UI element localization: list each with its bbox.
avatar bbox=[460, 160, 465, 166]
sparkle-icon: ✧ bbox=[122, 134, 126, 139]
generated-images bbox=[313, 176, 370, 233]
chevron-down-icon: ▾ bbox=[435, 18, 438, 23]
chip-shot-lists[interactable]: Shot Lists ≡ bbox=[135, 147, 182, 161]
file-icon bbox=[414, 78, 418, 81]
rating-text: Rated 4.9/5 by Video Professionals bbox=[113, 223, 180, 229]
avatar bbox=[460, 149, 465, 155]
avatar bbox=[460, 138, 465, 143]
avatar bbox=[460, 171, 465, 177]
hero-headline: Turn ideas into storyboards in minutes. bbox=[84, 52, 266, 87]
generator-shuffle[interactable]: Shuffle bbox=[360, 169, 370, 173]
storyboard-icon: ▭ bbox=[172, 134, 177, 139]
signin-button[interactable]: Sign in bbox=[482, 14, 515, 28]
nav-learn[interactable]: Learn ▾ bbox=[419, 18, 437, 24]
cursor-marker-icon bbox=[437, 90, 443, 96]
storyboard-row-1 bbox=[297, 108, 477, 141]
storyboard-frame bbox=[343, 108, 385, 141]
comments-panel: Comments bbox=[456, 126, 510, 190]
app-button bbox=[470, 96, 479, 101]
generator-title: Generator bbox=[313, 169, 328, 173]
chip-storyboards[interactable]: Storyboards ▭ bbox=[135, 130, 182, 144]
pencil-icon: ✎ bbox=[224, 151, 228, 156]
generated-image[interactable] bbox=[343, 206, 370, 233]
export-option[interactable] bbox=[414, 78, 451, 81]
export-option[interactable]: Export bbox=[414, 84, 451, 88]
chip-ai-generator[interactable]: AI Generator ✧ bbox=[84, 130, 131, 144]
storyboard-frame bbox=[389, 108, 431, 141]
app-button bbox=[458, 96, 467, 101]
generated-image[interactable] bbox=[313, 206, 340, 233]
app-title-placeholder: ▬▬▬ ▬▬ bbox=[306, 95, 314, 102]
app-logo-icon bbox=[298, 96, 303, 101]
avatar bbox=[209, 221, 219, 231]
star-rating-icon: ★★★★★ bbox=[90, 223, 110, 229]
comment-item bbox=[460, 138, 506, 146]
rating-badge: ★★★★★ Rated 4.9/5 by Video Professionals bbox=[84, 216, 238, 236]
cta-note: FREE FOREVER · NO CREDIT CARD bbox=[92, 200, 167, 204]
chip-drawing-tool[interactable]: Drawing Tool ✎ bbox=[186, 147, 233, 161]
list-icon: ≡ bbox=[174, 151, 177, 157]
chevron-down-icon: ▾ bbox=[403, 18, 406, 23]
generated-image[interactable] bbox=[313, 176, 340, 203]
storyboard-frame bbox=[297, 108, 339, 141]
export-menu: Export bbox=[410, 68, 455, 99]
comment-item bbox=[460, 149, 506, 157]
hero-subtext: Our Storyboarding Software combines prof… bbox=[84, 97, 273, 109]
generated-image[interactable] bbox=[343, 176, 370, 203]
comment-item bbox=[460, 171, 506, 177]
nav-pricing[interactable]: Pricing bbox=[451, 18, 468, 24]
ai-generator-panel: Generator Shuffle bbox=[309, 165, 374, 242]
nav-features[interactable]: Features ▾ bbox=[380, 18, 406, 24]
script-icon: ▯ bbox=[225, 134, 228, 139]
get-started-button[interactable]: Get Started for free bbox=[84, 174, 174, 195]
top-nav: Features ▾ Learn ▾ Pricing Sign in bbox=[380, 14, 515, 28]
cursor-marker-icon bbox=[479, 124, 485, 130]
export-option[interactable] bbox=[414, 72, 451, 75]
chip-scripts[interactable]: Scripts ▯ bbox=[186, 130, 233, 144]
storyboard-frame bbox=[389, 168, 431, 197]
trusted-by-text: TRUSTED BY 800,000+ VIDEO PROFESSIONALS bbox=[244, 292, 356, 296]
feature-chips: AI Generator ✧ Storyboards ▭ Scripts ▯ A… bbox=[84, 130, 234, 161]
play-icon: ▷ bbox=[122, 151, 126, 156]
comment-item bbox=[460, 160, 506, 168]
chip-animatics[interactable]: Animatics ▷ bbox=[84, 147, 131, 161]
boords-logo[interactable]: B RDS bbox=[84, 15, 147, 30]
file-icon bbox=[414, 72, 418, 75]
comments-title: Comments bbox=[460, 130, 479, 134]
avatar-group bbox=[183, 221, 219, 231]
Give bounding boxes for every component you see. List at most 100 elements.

==

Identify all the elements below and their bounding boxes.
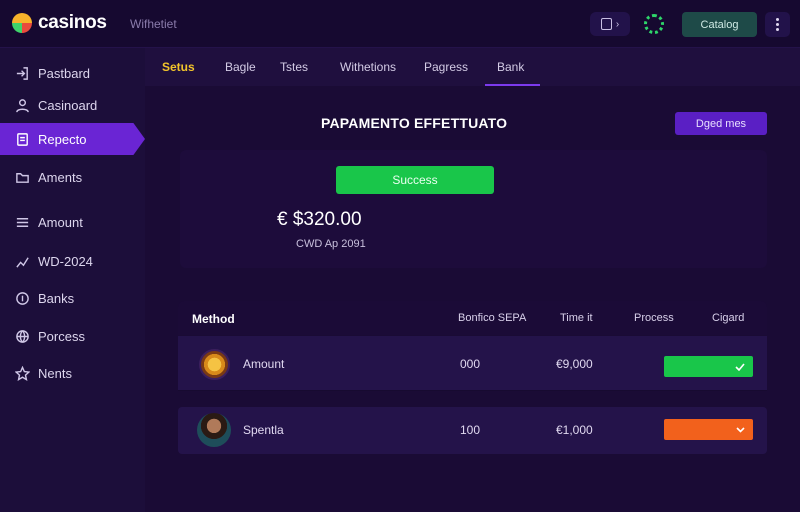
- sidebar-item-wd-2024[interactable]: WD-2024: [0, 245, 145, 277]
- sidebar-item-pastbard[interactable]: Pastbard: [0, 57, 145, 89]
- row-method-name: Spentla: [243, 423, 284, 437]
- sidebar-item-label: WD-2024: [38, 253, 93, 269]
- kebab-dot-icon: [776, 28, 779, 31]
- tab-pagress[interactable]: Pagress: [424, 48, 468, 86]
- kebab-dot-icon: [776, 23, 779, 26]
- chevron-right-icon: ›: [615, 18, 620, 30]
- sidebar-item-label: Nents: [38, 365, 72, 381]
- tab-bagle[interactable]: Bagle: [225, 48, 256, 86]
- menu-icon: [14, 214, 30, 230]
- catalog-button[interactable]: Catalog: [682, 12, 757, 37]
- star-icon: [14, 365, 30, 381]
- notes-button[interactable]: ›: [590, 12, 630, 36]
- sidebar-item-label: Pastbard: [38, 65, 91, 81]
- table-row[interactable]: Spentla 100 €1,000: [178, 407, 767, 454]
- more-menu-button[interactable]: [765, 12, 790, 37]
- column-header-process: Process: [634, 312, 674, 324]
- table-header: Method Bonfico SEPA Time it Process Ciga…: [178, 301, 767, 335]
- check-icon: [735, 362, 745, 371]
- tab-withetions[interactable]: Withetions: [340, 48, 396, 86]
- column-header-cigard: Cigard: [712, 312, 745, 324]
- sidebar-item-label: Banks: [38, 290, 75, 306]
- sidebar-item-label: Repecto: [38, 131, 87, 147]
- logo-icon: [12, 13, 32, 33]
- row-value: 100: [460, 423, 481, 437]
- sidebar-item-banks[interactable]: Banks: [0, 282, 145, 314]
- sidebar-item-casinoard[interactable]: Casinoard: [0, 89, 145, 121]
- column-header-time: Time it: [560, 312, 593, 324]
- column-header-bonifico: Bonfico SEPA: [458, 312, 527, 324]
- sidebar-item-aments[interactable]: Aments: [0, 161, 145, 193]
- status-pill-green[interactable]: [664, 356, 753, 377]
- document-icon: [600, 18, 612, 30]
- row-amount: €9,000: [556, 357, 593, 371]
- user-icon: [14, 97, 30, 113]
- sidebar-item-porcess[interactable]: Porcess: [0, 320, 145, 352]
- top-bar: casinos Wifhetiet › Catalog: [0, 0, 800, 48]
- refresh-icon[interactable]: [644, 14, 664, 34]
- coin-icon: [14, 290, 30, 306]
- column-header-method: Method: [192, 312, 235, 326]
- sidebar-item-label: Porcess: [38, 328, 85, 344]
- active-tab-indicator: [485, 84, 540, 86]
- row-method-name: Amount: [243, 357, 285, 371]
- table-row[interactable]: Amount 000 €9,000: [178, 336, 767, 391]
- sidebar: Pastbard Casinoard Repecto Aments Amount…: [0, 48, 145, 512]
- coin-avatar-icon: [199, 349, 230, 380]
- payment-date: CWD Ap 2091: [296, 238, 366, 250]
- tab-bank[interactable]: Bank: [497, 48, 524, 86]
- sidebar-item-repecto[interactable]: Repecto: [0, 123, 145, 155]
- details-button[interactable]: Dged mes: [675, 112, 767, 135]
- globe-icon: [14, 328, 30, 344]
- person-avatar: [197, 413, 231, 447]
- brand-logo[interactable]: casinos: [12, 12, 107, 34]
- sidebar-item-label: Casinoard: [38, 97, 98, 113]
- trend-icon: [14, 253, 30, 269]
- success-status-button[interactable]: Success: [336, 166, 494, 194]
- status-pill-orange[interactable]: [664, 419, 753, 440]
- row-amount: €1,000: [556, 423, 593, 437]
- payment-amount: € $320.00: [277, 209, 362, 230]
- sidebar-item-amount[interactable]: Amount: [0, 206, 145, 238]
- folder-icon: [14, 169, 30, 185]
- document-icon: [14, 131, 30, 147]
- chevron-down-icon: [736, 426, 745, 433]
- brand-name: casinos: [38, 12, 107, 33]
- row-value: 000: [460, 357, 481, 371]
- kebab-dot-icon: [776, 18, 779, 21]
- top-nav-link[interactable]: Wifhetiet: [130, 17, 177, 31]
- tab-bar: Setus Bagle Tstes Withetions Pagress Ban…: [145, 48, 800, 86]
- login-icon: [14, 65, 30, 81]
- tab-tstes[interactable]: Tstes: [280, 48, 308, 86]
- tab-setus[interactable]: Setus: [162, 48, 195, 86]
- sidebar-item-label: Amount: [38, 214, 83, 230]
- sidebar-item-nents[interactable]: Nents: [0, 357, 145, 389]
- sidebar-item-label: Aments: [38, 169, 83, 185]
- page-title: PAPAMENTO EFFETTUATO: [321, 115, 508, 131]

*Task statement*.
Copy the lines of material between the line holding "UI element localization: list" and the line holding "chip-storyboards[interactable]: Storyboards ▭", inclusive.

*Answer to this problem*.
UI element localization: list each with its bbox.
avatar bbox=[460, 160, 465, 166]
sparkle-icon: ✧ bbox=[122, 134, 126, 139]
generated-images bbox=[313, 176, 370, 233]
chevron-down-icon: ▾ bbox=[435, 18, 438, 23]
chip-shot-lists[interactable]: Shot Lists ≡ bbox=[135, 147, 182, 161]
file-icon bbox=[414, 78, 418, 81]
rating-text: Rated 4.9/5 by Video Professionals bbox=[113, 223, 180, 229]
avatar bbox=[460, 149, 465, 155]
avatar bbox=[460, 138, 465, 143]
avatar bbox=[460, 171, 465, 177]
hero-headline: Turn ideas into storyboards in minutes. bbox=[84, 52, 266, 87]
generator-shuffle[interactable]: Shuffle bbox=[360, 169, 370, 173]
storyboard-icon: ▭ bbox=[172, 134, 177, 139]
signin-button[interactable]: Sign in bbox=[482, 14, 515, 28]
nav-learn[interactable]: Learn ▾ bbox=[419, 18, 437, 24]
cursor-marker-icon bbox=[437, 90, 443, 96]
storyboard-row-1 bbox=[297, 108, 477, 141]
storyboard-frame bbox=[343, 108, 385, 141]
comments-panel: Comments bbox=[456, 126, 510, 190]
app-button bbox=[470, 96, 479, 101]
generator-title: Generator bbox=[313, 169, 328, 173]
chip-storyboards[interactable]: Storyboards ▭ bbox=[135, 130, 182, 144]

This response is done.